Please pull out every line that includes the string "Criança".

Information given:

☆ ☆ ☆ ☆ ☆ ☆ ☆

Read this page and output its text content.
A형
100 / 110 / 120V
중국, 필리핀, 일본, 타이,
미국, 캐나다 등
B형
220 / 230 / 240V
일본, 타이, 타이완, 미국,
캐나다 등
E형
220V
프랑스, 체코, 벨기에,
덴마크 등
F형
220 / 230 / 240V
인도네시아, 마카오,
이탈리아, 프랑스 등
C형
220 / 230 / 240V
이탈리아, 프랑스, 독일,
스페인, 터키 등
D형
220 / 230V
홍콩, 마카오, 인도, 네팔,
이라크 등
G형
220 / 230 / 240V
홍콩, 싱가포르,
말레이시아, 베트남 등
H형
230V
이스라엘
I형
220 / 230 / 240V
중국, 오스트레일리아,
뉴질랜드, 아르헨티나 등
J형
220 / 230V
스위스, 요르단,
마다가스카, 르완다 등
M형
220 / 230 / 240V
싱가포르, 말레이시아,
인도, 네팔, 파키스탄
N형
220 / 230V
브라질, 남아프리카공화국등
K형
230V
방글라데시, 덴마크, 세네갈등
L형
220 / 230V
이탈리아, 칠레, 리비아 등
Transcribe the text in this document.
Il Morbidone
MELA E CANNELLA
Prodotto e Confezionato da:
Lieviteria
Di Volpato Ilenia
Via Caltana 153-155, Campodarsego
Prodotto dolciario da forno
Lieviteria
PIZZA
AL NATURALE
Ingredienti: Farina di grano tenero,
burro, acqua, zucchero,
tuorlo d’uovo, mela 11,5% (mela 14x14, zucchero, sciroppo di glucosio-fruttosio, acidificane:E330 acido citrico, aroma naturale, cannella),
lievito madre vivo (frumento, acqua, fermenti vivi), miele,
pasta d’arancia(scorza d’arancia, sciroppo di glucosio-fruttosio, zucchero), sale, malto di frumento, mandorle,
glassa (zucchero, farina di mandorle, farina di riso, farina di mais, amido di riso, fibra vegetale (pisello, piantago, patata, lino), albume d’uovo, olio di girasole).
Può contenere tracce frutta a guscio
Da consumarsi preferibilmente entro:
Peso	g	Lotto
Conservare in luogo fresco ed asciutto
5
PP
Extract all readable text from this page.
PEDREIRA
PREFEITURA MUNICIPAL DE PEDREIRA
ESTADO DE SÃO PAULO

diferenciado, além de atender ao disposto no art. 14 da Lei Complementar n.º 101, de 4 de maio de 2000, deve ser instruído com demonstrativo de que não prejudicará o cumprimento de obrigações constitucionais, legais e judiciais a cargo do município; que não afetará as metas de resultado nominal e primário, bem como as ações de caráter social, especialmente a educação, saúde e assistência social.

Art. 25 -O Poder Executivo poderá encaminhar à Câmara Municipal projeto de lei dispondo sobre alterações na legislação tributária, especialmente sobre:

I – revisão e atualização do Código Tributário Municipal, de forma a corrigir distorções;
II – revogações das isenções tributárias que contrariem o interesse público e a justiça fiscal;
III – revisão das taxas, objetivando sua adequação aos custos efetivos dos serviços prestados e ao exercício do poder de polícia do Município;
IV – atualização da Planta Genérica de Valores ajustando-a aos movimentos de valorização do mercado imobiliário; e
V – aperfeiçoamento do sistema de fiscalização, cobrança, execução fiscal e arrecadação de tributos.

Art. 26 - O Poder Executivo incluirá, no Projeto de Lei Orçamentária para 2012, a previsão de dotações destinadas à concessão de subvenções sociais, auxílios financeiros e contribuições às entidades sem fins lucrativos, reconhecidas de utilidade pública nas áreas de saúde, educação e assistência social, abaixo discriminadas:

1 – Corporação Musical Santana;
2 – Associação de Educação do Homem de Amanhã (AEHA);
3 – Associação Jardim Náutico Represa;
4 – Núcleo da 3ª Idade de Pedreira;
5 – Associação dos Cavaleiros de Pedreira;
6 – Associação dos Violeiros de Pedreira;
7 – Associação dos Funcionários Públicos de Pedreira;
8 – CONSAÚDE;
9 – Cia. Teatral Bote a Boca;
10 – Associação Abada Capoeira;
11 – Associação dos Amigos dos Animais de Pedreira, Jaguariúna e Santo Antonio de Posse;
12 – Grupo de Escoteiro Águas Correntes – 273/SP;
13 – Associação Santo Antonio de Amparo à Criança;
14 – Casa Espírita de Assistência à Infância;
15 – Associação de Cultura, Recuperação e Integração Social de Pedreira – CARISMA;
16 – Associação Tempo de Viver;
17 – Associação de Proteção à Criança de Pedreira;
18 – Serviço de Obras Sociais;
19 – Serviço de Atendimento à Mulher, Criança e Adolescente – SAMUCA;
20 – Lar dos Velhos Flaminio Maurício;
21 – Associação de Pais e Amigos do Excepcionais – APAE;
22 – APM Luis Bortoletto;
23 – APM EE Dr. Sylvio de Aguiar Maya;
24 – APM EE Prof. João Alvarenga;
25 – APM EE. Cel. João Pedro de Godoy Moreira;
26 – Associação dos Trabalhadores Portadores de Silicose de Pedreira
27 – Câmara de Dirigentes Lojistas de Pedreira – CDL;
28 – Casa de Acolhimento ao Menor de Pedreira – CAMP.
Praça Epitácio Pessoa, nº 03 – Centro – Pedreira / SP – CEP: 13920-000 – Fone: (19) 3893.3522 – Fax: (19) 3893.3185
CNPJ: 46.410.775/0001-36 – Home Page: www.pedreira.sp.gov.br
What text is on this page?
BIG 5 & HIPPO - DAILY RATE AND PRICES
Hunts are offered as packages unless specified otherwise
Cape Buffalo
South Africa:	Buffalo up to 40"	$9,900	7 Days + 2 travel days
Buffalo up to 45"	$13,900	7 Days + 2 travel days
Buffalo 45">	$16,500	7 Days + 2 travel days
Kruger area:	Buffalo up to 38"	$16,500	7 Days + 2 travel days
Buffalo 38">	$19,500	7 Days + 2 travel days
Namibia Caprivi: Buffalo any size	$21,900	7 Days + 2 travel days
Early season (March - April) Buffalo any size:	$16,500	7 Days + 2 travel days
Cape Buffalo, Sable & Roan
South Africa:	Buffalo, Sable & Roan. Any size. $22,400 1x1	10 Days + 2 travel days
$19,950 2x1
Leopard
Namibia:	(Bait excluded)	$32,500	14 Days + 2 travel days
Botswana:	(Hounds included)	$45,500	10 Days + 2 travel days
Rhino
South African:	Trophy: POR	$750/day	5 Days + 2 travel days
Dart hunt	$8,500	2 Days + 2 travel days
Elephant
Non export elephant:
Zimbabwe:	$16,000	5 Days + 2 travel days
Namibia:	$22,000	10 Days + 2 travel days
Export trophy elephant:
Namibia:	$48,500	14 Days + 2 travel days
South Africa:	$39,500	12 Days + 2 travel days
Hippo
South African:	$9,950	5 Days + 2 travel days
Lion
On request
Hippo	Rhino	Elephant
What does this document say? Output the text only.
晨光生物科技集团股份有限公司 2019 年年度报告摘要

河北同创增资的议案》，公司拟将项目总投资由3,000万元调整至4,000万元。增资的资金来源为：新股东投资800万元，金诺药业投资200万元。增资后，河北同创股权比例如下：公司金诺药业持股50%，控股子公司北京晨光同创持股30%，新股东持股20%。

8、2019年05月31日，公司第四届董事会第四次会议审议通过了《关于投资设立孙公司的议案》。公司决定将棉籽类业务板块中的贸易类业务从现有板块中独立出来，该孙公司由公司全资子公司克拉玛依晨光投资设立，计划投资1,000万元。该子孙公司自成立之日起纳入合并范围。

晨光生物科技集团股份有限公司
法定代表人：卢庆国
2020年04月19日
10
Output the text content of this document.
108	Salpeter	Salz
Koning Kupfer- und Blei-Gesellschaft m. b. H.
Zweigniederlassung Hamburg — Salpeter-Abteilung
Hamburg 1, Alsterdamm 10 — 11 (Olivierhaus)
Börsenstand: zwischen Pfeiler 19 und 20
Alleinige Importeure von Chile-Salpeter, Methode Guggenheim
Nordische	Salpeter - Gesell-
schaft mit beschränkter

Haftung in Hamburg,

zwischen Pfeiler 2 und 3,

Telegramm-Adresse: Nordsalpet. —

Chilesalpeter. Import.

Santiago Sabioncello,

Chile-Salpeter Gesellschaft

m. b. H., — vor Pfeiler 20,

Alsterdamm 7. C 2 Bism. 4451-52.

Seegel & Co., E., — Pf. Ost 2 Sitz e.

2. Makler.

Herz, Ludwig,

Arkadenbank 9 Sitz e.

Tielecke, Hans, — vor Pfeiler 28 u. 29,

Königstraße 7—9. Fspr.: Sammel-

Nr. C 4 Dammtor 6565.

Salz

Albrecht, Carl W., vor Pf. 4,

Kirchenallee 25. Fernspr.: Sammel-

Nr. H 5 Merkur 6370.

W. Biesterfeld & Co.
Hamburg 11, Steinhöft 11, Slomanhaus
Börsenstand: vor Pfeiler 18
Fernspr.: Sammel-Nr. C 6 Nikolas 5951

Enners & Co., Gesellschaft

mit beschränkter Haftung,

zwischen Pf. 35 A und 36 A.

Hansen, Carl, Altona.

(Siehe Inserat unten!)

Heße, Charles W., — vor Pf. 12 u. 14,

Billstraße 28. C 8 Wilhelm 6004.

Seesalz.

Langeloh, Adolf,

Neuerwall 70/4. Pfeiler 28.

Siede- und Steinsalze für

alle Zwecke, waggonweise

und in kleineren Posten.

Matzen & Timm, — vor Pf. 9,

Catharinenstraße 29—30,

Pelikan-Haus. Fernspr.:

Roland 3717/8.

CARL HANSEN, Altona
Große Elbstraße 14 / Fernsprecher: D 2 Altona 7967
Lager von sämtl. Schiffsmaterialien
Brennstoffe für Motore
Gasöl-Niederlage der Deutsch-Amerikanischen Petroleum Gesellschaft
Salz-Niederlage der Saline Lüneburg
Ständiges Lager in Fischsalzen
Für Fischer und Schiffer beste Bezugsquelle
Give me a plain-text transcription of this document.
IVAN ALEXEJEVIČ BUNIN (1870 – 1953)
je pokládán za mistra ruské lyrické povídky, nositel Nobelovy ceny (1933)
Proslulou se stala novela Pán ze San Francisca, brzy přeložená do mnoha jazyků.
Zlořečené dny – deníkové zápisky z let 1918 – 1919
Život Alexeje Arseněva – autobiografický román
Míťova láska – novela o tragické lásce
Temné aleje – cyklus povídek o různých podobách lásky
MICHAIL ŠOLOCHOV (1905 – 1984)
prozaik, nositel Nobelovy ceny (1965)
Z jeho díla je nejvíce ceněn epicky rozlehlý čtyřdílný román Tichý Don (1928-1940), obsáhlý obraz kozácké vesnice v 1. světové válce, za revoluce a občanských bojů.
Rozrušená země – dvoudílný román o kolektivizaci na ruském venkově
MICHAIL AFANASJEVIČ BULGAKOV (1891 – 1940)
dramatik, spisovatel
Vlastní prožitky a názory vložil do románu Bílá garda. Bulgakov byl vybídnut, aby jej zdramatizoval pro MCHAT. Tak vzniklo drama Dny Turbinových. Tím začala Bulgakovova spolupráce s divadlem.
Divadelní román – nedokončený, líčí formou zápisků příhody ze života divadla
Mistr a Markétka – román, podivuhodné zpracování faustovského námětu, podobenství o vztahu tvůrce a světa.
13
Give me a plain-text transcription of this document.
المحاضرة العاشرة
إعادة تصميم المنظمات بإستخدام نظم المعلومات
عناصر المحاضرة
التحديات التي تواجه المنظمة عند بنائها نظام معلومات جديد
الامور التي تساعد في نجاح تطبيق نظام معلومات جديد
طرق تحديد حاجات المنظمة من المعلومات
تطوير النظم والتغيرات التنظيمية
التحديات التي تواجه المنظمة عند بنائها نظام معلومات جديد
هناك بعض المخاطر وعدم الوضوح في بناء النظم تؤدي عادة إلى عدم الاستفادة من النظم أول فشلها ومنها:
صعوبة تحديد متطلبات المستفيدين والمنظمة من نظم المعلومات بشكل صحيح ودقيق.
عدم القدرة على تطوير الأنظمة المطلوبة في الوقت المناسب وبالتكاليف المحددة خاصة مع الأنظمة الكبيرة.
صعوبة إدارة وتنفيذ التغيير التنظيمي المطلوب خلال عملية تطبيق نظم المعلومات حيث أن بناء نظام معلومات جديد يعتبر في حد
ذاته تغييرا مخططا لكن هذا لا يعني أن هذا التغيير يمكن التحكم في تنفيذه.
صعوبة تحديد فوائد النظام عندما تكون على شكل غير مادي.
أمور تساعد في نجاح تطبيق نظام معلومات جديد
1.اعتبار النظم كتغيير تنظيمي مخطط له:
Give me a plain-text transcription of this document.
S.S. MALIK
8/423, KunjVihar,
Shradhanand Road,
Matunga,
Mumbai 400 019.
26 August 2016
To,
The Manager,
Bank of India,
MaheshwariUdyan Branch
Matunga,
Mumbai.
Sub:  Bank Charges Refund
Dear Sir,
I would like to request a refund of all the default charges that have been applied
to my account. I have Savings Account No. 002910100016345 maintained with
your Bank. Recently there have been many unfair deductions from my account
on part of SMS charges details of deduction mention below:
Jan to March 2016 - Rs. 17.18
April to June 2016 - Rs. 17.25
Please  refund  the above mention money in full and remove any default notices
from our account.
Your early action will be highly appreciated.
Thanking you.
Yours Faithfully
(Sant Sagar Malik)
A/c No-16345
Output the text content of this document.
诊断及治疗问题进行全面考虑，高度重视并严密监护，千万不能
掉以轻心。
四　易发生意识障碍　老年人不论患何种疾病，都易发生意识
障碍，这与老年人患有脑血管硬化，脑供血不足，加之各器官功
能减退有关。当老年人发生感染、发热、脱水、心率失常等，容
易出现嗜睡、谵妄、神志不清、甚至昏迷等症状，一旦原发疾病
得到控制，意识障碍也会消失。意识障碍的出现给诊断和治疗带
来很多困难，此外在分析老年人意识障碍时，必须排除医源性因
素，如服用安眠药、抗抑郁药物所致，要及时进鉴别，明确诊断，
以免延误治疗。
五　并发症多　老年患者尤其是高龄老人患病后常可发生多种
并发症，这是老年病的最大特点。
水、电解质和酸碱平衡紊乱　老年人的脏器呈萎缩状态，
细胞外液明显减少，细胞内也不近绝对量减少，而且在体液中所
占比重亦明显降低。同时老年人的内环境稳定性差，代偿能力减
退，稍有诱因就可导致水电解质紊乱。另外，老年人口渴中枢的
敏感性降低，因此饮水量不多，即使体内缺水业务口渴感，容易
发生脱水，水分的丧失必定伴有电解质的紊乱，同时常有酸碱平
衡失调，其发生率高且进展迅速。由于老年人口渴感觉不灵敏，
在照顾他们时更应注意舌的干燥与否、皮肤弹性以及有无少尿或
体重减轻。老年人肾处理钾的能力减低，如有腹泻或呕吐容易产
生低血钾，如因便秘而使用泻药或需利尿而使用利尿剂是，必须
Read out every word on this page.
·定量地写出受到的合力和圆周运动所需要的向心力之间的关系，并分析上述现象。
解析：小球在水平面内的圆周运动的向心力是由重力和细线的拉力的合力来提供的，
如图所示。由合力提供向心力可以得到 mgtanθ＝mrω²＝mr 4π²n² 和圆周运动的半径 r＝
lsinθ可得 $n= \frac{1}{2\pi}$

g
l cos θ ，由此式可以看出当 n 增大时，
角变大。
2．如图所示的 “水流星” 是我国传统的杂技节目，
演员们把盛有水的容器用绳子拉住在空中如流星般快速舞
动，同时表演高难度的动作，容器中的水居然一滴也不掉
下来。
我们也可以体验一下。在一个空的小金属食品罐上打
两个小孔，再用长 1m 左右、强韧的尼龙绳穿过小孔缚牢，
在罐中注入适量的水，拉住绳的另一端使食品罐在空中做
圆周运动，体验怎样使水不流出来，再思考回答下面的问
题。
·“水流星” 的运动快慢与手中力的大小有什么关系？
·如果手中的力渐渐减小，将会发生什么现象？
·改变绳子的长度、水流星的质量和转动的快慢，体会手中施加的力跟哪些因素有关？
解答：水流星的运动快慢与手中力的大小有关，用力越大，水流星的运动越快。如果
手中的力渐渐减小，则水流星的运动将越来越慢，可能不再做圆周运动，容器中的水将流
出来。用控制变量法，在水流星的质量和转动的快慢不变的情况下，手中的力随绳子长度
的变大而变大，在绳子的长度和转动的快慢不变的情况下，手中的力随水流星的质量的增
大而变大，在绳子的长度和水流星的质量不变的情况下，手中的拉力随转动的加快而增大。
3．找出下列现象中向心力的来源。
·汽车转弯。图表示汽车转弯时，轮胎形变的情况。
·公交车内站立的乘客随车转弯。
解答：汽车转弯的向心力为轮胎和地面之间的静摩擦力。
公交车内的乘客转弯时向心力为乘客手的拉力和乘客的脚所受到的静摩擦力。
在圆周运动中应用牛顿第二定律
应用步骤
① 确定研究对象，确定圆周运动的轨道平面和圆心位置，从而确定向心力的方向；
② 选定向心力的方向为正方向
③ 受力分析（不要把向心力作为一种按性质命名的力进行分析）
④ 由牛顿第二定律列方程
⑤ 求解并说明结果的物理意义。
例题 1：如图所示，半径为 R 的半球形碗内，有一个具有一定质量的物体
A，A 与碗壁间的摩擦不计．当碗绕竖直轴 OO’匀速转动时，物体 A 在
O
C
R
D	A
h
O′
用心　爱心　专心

☆ ☆ ☆ ☆ ☆ ☆ ☆

Output of the exercise:
13 – Associação Santo Antonio de Amparo à Criança;
17 – Associação de Proteção à Criança de Pedreira;
19 – Serviço de Atendimento à Mulher, Criança e Adolescente – SAMUCA;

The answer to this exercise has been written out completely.